• _Excerpted records_
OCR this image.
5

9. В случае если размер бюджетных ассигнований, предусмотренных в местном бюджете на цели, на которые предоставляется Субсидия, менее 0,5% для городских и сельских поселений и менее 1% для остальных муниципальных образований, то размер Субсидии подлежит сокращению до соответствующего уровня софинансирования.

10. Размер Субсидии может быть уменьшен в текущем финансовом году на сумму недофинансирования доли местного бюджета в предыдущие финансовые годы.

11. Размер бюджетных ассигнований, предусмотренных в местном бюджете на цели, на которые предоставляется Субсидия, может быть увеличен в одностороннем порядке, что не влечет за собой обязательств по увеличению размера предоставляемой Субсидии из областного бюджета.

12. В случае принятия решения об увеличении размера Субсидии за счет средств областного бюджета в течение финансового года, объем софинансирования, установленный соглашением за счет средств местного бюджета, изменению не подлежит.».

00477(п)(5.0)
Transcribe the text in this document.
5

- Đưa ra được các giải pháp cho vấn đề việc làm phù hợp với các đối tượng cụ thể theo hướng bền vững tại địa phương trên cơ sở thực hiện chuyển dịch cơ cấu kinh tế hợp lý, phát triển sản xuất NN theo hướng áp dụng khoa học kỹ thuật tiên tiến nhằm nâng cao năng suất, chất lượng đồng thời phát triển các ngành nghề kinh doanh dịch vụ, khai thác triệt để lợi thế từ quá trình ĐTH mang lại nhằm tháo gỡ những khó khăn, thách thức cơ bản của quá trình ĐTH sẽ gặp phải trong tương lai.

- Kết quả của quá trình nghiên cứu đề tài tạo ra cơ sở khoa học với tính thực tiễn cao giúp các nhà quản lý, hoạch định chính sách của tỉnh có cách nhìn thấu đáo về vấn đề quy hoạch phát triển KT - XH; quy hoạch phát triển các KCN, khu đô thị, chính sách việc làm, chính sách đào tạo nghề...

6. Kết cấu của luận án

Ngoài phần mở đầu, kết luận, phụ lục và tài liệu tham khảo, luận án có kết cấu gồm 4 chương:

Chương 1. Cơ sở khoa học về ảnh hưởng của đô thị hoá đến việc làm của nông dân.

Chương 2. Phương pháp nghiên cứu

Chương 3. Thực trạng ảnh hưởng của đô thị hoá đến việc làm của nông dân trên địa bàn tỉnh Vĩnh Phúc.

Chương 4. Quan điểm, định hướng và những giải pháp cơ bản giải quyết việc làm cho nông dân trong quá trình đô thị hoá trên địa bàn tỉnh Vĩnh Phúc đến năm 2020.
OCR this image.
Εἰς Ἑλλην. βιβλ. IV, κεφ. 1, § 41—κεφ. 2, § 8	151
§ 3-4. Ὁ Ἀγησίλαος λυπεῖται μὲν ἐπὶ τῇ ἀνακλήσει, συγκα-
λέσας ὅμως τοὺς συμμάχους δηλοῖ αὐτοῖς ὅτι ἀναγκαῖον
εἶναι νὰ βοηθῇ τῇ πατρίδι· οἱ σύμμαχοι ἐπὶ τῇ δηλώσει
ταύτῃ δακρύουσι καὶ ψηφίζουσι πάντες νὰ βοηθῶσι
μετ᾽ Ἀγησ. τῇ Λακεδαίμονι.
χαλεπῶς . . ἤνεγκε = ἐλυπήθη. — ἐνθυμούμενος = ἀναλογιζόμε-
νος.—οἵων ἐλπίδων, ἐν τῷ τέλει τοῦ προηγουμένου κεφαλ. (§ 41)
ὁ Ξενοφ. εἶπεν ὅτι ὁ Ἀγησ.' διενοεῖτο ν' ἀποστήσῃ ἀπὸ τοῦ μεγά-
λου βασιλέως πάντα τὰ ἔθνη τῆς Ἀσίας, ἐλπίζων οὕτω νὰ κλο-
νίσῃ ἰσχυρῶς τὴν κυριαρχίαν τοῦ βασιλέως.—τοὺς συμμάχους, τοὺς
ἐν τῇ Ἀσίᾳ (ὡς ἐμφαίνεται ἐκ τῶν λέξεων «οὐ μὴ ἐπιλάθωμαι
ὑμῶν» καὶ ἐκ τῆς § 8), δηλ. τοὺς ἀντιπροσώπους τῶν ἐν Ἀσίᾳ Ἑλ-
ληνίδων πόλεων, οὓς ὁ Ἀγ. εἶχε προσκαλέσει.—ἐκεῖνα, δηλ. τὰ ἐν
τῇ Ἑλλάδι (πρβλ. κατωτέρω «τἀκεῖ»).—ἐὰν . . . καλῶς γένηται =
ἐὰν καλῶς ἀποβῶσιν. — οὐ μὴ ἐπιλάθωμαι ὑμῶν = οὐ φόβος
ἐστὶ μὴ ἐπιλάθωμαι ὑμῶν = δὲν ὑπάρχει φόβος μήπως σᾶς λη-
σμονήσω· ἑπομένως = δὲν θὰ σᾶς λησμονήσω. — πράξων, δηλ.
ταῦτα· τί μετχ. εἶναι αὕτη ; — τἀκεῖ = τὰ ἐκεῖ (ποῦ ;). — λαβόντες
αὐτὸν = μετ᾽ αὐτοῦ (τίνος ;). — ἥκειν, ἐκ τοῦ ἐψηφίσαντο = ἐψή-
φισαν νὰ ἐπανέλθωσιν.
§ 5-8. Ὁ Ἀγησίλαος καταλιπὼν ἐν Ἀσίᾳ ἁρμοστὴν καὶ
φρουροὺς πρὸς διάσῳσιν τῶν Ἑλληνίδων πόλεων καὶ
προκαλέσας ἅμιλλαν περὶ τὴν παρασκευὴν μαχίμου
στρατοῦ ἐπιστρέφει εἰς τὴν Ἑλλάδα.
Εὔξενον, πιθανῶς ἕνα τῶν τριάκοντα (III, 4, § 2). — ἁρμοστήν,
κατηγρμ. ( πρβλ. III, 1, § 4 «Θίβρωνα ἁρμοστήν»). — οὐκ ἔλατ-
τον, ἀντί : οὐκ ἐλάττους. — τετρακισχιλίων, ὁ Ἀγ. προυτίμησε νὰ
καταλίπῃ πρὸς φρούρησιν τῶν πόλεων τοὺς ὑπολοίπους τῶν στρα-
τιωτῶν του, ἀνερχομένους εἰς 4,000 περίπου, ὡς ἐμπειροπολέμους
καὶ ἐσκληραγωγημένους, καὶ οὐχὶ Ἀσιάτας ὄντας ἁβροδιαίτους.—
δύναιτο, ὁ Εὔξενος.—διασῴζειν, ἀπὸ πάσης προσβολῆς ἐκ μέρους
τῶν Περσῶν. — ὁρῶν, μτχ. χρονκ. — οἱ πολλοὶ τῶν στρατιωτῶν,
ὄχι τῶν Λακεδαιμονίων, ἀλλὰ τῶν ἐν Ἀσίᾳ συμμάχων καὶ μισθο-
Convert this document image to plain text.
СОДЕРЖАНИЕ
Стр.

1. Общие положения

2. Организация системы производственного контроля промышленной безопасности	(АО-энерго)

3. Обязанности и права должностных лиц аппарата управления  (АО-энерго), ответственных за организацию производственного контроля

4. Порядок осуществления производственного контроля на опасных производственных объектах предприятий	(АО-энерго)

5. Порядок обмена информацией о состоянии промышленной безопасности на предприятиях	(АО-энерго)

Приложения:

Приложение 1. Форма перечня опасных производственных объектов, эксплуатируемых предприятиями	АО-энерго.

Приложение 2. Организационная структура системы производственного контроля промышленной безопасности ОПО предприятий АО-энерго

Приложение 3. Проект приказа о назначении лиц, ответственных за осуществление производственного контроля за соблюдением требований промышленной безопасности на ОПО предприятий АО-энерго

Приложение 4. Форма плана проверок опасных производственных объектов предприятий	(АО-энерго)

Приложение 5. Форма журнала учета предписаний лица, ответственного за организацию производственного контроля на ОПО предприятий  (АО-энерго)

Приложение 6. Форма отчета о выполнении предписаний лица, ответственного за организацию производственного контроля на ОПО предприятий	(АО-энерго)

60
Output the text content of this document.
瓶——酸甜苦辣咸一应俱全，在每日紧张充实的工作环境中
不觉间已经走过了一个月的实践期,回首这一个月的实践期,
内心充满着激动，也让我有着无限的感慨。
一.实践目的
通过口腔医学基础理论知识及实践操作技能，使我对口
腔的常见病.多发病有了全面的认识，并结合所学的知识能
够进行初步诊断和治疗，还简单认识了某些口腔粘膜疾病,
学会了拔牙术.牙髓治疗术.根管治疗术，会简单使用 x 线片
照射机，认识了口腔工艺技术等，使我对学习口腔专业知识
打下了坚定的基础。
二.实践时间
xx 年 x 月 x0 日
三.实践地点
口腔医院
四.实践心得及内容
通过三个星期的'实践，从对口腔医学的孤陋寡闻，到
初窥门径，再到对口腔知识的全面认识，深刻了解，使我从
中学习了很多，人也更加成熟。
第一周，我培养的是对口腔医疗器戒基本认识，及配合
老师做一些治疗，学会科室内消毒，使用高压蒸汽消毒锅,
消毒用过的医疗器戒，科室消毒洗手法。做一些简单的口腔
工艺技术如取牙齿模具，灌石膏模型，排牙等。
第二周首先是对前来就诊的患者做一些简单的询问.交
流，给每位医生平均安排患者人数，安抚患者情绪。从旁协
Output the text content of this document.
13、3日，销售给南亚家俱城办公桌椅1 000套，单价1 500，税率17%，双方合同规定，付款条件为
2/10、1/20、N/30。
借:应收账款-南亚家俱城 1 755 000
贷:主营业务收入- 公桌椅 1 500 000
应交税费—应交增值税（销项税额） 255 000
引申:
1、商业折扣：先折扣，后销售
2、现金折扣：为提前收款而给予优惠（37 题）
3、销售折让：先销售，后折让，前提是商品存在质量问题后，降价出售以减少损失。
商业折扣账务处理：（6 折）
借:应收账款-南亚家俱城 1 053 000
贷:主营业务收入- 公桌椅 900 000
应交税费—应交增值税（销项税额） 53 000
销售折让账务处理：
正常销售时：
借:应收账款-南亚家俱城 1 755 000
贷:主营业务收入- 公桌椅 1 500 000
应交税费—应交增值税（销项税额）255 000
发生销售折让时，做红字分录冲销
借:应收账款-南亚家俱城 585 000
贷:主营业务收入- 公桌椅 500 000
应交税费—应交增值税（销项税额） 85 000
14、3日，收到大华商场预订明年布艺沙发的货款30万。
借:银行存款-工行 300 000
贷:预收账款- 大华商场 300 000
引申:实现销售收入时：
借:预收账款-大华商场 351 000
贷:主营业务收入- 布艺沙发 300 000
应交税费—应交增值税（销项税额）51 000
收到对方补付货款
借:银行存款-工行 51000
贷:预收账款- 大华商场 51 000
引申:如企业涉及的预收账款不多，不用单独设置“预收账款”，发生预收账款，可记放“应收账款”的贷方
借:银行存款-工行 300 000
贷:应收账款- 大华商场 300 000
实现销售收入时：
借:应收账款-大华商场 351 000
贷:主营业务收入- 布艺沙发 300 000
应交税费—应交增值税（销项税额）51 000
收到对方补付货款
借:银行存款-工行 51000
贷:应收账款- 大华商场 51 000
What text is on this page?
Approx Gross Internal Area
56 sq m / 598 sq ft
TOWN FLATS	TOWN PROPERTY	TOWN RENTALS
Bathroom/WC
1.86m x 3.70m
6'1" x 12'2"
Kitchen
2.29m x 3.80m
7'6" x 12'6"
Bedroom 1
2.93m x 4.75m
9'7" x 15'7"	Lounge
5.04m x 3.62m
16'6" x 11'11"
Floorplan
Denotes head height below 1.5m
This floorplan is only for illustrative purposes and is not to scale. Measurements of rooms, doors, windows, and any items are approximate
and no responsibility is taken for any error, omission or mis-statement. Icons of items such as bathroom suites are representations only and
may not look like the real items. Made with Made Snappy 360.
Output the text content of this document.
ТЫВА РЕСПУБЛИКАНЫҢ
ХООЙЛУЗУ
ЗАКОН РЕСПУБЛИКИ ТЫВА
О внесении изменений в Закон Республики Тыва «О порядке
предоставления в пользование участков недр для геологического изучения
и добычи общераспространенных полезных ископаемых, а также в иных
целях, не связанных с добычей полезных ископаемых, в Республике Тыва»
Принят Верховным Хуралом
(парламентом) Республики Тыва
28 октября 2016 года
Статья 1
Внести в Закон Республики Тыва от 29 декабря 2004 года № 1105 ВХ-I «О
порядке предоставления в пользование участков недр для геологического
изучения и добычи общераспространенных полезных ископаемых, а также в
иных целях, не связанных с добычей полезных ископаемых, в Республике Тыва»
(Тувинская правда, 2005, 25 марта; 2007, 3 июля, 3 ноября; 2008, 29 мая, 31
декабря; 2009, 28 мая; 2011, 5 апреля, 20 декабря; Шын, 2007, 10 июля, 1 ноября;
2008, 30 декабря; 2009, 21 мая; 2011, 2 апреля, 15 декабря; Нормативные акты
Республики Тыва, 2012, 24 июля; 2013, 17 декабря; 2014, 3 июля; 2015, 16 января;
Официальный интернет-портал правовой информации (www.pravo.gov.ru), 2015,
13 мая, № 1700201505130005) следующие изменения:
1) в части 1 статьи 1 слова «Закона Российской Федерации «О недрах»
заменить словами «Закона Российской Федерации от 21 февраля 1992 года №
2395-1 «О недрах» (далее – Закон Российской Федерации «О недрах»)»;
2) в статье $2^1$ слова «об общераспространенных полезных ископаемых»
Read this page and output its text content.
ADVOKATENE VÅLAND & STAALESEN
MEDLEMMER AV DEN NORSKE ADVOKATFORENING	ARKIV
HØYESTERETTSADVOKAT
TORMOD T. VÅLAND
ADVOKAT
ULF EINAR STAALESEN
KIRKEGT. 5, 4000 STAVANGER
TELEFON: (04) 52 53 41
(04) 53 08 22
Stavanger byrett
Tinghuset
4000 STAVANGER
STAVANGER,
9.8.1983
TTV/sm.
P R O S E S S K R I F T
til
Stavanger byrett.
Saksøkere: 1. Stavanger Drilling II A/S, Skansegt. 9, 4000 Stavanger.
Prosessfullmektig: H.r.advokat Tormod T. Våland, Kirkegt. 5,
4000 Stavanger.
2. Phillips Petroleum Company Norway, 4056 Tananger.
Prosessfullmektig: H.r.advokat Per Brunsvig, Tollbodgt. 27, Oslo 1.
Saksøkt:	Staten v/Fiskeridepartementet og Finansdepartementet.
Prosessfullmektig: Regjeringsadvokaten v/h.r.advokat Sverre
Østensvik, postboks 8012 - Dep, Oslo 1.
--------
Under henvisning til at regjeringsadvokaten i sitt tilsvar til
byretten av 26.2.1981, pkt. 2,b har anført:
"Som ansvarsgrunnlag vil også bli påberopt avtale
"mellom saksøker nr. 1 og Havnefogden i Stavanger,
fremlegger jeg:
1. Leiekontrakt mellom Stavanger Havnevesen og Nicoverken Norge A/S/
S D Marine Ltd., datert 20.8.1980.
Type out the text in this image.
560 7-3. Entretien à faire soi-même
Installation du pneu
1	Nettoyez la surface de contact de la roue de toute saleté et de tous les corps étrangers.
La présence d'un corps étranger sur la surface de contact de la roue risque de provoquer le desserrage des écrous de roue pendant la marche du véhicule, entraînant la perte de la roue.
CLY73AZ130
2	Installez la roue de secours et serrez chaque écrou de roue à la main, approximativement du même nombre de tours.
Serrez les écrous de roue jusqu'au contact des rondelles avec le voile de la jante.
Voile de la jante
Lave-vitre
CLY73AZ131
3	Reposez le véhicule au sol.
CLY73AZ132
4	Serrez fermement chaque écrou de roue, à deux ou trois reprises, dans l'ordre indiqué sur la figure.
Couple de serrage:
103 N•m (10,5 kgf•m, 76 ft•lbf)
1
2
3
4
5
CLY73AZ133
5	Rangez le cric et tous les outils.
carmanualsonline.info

• _Direction_
Return exactly the lines from the one containing "Type out the text in this image." through the last line of the records above, both included, and nothing else.

• _Answer to this exercise_
Type out the text in this image.
560 7-3. Entretien à faire soi-même
Installation du pneu
1	Nettoyez la surface de contact de la roue de toute saleté et de tous les corps étrangers.
La présence d'un corps étranger sur la surface de contact de la roue risque de provoquer le desserrage des écrous de roue pendant la marche du véhicule, entraînant la perte de la roue.
CLY73AZ130
2	Installez la roue de secours et serrez chaque écrou de roue à la main, approximativement du même nombre de tours.
Serrez les écrous de roue jusqu'au contact des rondelles avec le voile de la jante.
Voile de la jante
Lave-vitre
CLY73AZ131
3	Reposez le véhicule au sol.
CLY73AZ132
4	Serrez fermement chaque écrou de roue, à deux ou trois reprises, dans l'ordre indiqué sur la figure.
Couple de serrage:
103 N•m (10,5 kgf•m, 76 ft•lbf)
1
2
3
4
5
CLY73AZ133
5	Rangez le cric et tous les outils.
carmanualsonline.info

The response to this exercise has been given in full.